[STATED PROBLEM] Find the lines below that contain the string "workers". Copy each one.

[DATA RECORDS]
········

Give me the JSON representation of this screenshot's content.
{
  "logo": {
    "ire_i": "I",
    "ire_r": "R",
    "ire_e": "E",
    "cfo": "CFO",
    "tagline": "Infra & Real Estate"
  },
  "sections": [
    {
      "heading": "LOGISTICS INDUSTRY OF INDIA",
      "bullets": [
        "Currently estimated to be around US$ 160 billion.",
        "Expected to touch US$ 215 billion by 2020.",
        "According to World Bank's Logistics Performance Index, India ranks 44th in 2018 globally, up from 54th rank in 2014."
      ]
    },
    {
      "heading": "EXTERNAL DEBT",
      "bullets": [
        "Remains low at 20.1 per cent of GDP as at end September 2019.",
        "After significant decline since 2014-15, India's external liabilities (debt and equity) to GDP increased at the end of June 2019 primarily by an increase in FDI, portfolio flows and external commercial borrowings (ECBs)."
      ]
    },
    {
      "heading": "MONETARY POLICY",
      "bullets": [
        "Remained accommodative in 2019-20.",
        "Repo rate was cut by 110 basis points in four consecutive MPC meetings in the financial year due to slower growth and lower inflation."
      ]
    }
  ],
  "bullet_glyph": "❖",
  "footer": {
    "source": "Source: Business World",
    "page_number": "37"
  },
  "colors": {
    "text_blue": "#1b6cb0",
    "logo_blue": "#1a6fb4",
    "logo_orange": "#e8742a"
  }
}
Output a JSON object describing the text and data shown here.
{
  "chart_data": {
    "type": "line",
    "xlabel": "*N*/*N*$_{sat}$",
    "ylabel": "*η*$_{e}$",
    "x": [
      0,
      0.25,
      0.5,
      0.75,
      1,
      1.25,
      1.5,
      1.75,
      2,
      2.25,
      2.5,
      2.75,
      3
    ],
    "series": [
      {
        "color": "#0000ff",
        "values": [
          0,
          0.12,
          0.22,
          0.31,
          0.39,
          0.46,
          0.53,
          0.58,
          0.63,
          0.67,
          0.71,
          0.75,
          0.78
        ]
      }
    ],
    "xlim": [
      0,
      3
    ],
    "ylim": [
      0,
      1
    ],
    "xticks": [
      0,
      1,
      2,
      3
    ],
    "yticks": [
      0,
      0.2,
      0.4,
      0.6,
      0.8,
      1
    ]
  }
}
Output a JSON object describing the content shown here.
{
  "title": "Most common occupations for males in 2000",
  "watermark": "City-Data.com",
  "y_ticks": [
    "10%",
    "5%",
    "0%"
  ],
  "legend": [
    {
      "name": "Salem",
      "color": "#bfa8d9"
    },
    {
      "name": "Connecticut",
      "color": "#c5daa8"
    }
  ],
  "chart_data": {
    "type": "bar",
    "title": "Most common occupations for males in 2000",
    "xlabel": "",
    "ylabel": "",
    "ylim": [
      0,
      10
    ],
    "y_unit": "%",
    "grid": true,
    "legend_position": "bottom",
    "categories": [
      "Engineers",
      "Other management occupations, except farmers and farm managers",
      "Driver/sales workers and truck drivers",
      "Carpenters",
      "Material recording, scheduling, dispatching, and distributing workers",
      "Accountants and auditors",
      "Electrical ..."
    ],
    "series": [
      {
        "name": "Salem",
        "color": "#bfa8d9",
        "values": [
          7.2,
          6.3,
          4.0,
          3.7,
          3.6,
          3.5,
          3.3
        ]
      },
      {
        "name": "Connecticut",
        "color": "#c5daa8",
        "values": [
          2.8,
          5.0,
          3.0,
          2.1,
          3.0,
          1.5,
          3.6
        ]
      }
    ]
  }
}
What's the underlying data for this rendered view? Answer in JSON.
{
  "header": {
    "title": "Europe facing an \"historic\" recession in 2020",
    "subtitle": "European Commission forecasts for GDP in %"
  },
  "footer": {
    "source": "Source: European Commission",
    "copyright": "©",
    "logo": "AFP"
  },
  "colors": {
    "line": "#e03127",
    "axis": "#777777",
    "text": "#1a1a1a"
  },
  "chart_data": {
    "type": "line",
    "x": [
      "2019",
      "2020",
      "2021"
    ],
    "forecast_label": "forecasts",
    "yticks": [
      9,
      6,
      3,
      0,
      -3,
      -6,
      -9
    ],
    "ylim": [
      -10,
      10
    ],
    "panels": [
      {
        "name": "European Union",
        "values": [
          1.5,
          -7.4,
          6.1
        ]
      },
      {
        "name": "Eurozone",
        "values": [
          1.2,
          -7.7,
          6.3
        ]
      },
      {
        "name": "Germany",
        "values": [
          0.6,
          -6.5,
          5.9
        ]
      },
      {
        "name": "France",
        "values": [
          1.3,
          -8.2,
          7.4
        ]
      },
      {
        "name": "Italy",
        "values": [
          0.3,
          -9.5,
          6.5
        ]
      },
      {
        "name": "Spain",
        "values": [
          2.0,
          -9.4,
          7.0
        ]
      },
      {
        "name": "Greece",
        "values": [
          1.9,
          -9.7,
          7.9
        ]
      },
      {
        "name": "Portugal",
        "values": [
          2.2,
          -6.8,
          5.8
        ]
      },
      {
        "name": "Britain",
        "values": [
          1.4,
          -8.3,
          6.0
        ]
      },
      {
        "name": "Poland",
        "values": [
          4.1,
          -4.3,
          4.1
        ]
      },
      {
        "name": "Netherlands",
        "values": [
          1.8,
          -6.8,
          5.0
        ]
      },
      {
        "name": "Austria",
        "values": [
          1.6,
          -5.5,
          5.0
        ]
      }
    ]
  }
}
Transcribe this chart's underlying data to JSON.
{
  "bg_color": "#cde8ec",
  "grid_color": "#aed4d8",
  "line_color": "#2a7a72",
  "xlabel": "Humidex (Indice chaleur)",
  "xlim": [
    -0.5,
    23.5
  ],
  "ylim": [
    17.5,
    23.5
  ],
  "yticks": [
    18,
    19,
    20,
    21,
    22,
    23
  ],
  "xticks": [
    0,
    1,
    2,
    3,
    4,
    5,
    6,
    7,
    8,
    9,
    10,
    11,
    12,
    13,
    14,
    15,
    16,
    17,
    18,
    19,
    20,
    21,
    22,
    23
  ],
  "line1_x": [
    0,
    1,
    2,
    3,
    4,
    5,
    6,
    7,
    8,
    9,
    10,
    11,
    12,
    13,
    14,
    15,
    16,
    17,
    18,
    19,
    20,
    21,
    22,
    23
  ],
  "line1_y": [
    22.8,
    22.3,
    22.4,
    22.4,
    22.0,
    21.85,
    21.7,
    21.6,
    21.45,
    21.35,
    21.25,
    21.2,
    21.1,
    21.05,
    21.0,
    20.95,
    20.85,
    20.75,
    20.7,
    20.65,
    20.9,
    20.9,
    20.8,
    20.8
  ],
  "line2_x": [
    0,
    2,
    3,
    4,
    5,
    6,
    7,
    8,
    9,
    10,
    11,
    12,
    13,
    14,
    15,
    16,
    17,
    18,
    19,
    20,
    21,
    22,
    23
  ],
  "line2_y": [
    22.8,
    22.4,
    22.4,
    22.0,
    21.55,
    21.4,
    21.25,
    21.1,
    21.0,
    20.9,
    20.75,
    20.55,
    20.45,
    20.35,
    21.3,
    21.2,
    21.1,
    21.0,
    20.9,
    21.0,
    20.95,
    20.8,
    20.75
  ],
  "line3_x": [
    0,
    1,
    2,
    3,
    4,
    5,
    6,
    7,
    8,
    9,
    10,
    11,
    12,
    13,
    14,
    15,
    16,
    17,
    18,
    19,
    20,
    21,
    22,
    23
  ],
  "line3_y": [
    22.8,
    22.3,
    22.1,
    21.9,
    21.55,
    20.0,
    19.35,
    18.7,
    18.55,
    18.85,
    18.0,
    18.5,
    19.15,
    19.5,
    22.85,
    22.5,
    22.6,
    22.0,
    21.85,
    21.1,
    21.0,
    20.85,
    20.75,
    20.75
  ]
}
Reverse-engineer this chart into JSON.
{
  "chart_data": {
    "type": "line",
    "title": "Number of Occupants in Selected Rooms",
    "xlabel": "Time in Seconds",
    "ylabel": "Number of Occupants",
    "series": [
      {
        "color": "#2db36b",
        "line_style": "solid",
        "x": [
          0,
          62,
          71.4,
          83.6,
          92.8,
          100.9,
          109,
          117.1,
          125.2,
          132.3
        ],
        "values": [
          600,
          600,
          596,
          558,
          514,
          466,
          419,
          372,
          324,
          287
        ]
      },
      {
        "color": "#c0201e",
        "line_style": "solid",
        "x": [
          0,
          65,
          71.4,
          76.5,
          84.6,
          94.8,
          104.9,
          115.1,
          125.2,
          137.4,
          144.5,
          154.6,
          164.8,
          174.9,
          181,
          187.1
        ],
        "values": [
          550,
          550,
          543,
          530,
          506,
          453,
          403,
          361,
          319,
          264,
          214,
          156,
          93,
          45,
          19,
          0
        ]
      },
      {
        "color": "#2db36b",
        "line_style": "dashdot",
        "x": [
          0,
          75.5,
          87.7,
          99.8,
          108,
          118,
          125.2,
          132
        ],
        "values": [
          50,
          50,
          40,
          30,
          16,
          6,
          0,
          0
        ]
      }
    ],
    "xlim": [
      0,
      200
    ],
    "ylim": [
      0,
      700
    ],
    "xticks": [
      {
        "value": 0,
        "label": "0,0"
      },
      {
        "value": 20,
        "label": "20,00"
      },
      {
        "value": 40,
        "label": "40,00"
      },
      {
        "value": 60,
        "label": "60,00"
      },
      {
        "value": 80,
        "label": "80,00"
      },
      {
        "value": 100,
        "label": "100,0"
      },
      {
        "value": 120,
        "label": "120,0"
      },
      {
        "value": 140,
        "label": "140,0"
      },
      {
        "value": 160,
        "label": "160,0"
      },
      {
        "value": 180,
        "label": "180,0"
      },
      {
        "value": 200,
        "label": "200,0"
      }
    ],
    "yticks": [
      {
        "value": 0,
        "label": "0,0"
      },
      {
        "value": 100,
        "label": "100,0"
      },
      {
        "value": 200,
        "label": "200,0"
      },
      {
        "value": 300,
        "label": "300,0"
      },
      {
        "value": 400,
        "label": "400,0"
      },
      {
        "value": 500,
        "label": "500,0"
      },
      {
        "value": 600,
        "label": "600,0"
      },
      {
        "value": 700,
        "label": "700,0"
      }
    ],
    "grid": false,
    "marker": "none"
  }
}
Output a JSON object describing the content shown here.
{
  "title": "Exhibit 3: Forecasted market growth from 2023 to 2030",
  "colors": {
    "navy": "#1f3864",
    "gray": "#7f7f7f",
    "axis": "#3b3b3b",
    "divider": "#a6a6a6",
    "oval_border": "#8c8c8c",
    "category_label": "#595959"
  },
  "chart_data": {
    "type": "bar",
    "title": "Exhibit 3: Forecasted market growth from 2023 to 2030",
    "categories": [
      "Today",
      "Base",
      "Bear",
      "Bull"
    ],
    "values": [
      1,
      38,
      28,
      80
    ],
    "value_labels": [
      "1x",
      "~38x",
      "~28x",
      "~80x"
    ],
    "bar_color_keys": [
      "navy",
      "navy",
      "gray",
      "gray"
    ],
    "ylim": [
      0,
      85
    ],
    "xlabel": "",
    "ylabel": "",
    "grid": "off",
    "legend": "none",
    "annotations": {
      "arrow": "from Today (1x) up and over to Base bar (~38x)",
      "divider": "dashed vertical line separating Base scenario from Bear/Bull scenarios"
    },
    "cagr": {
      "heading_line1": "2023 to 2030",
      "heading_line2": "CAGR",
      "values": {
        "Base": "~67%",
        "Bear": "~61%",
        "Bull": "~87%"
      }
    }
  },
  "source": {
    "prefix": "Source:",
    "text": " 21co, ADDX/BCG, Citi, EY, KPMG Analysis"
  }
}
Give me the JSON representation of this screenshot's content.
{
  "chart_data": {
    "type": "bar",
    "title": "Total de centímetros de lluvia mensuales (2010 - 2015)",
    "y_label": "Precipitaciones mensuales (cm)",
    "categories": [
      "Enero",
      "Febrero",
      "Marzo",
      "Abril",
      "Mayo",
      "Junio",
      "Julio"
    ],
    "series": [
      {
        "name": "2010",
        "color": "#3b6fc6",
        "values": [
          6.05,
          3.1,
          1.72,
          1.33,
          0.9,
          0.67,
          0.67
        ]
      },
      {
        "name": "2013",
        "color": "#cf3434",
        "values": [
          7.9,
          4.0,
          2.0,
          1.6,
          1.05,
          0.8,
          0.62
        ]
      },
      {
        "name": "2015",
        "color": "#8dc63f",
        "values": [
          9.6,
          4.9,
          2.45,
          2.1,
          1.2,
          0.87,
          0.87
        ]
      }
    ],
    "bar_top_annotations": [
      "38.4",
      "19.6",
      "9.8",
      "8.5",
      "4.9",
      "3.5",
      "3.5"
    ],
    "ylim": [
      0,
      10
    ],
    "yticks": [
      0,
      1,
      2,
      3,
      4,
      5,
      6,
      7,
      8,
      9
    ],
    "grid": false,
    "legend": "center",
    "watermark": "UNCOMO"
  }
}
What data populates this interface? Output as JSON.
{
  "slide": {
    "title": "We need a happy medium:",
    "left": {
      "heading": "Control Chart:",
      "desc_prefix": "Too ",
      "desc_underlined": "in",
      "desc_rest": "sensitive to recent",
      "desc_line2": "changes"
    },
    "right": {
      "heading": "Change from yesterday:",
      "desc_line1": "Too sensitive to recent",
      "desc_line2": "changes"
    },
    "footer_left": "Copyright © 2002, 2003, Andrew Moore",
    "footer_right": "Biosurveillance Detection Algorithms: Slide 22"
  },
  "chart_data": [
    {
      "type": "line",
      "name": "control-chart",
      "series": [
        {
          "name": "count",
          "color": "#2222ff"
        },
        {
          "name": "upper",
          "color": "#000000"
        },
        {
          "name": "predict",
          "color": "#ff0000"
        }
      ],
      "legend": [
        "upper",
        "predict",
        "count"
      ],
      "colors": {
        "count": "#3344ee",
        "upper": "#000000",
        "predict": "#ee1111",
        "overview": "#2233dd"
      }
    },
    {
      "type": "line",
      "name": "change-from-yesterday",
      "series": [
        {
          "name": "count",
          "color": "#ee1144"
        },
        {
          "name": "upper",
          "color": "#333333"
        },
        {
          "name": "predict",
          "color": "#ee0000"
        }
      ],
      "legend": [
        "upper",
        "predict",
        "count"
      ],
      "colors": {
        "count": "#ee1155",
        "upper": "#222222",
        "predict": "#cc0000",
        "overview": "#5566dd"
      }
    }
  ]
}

········

[RESPONSE]
      "Driver/sales workers and truck drivers",
      "Material recording, scheduling, dispatching, and distributing workers",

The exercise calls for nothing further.